YOUR INSTRUCTIONS - Retype every line of the records below, keeping each character, number and punctuation mark unchanged.

[begin TASK MATERIAL]

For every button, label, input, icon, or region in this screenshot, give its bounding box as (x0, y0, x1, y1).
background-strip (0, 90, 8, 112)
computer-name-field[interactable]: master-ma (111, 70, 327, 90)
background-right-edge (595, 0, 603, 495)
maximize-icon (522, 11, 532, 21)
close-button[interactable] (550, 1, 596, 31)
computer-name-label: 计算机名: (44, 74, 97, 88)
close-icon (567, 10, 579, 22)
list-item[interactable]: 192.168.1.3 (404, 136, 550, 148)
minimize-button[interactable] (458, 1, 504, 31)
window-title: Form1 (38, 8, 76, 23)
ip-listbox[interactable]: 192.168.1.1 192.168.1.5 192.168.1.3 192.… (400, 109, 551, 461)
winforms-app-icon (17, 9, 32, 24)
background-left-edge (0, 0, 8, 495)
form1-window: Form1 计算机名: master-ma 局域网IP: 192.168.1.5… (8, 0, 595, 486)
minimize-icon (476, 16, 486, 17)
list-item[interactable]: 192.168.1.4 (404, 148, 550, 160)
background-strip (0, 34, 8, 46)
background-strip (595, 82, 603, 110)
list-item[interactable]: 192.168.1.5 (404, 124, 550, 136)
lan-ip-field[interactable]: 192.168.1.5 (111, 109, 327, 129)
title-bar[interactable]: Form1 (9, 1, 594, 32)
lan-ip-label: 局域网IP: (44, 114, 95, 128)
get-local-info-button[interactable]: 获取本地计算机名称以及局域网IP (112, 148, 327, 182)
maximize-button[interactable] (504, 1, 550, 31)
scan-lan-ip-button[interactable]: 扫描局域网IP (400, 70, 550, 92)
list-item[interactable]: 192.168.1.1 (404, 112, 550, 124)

[end TASK MATERIAL]

TASK RESPONSE -
For every button, label, input, icon, or region in this screenshot, give its bounding box as (x0, y0, x1, y1).
background-strip (0, 90, 8, 112)
computer-name-field[interactable]: master-ma (111, 70, 327, 90)
background-right-edge (595, 0, 603, 495)
maximize-icon (522, 11, 532, 21)
close-button[interactable] (550, 1, 596, 31)
computer-name-label: 计算机名: (44, 74, 97, 88)
close-icon (567, 10, 579, 22)
list-item[interactable]: 192.168.1.3 (404, 136, 550, 148)
minimize-button[interactable] (458, 1, 504, 31)
window-title: Form1 (38, 8, 76, 23)
ip-listbox[interactable]: 192.168.1.1 192.168.1.5 192.168.1.3 192.… (400, 109, 551, 461)
winforms-app-icon (17, 9, 32, 24)
background-left-edge (0, 0, 8, 495)
form1-window: Form1 计算机名: master-ma 局域网IP: 192.168.1.5… (8, 0, 595, 486)
minimize-icon (476, 16, 486, 17)
list-item[interactable]: 192.168.1.4 (404, 148, 550, 160)
background-strip (0, 34, 8, 46)
background-strip (595, 82, 603, 110)
list-item[interactable]: 192.168.1.5 (404, 124, 550, 136)
lan-ip-field[interactable]: 192.168.1.5 (111, 109, 327, 129)
title-bar[interactable]: Form1 (9, 1, 594, 32)
lan-ip-label: 局域网IP: (44, 114, 95, 128)
get-local-info-button[interactable]: 获取本地计算机名称以及局域网IP (112, 148, 327, 182)
maximize-button[interactable] (504, 1, 550, 31)
scan-lan-ip-button[interactable]: 扫描局域网IP (400, 70, 550, 92)
list-item[interactable]: 192.168.1.1 (404, 112, 550, 124)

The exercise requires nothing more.